• **Task goal**: Without skipping anything, write out each record below exactly.

***** Dataset extract

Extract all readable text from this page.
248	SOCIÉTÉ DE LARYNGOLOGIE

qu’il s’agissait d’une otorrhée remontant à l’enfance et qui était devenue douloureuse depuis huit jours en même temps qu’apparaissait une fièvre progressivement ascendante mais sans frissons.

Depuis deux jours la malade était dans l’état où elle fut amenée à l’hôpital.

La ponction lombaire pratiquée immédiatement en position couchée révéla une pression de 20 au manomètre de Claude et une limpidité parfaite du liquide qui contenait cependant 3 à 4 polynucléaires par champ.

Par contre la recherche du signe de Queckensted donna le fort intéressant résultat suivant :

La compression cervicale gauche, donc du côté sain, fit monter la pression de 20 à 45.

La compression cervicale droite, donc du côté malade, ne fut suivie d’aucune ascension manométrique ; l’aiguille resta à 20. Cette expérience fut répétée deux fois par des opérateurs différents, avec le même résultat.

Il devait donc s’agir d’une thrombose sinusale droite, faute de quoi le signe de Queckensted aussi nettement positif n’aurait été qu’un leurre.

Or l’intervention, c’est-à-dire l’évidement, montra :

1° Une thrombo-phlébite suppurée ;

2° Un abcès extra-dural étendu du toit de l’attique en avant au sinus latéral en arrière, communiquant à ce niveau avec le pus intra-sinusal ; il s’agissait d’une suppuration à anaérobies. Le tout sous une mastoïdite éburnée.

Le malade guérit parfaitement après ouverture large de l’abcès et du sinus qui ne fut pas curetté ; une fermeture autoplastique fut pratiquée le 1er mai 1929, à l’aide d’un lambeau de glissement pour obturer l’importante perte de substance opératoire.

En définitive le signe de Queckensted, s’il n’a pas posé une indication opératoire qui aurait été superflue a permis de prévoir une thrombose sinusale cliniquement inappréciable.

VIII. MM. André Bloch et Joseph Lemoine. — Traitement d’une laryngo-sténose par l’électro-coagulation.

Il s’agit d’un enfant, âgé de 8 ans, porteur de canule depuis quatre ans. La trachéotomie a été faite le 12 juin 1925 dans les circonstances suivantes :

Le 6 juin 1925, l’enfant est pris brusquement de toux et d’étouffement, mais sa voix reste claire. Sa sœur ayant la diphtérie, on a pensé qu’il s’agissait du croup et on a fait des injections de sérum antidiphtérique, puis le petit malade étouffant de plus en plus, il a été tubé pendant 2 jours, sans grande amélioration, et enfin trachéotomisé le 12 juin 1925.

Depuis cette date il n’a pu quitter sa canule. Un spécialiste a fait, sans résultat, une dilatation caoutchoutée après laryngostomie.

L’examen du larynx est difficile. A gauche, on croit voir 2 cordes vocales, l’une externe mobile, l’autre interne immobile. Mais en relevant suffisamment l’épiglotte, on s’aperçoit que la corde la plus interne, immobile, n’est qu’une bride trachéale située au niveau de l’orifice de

**********

• **Result of this exercise**:
Extract all readable text from this page.
248	SOCIÉTÉ DE LARYNGOLOGIE

qu’il s’agissait d’une otorrhée remontant à l’enfance et qui était devenue douloureuse depuis huit jours en même temps qu’apparaissait une fièvre progressivement ascendante mais sans frissons.

Depuis deux jours la malade était dans l’état où elle fut amenée à l’hôpital.

La ponction lombaire pratiquée immédiatement en position couchée révéla une pression de 20 au manomètre de Claude et une limpidité parfaite du liquide qui contenait cependant 3 à 4 polynucléaires par champ.

Par contre la recherche du signe de Queckensted donna le fort intéressant résultat suivant :

La compression cervicale gauche, donc du côté sain, fit monter la pression de 20 à 45.

La compression cervicale droite, donc du côté malade, ne fut suivie d’aucune ascension manométrique ; l’aiguille resta à 20. Cette expérience fut répétée deux fois par des opérateurs différents, avec le même résultat.

Il devait donc s’agir d’une thrombose sinusale droite, faute de quoi le signe de Queckensted aussi nettement positif n’aurait été qu’un leurre.

Or l’intervention, c’est-à-dire l’évidement, montra :

1° Une thrombo-phlébite suppurée ;

2° Un abcès extra-dural étendu du toit de l’attique en avant au sinus latéral en arrière, communiquant à ce niveau avec le pus intra-sinusal ; il s’agissait d’une suppuration à anaérobies. Le tout sous une mastoïdite éburnée.

Le malade guérit parfaitement après ouverture large de l’abcès et du sinus qui ne fut pas curetté ; une fermeture autoplastique fut pratiquée le 1er mai 1929, à l’aide d’un lambeau de glissement pour obturer l’importante perte de substance opératoire.

En définitive le signe de Queckensted, s’il n’a pas posé une indication opératoire qui aurait été superflue a permis de prévoir une thrombose sinusale cliniquement inappréciable.

VIII. MM. André Bloch et Joseph Lemoine. — Traitement d’une laryngo-sténose par l’électro-coagulation.

Il s’agit d’un enfant, âgé de 8 ans, porteur de canule depuis quatre ans. La trachéotomie a été faite le 12 juin 1925 dans les circonstances suivantes :

Le 6 juin 1925, l’enfant est pris brusquement de toux et d’étouffement, mais sa voix reste claire. Sa sœur ayant la diphtérie, on a pensé qu’il s’agissait du croup et on a fait des injections de sérum antidiphtérique, puis le petit malade étouffant de plus en plus, il a été tubé pendant 2 jours, sans grande amélioration, et enfin trachéotomisé le 12 juin 1925.

Depuis cette date il n’a pu quitter sa canule. Un spécialiste a fait, sans résultat, une dilatation caoutchoutée après laryngostomie.

L’examen du larynx est difficile. A gauche, on croit voir 2 cordes vocales, l’une externe mobile, l’autre interne immobile. Mais en relevant suffisamment l’épiglotte, on s’aperçoit que la corde la plus interne, immobile, n’est qu’une bride trachéale située au niveau de l’orifice de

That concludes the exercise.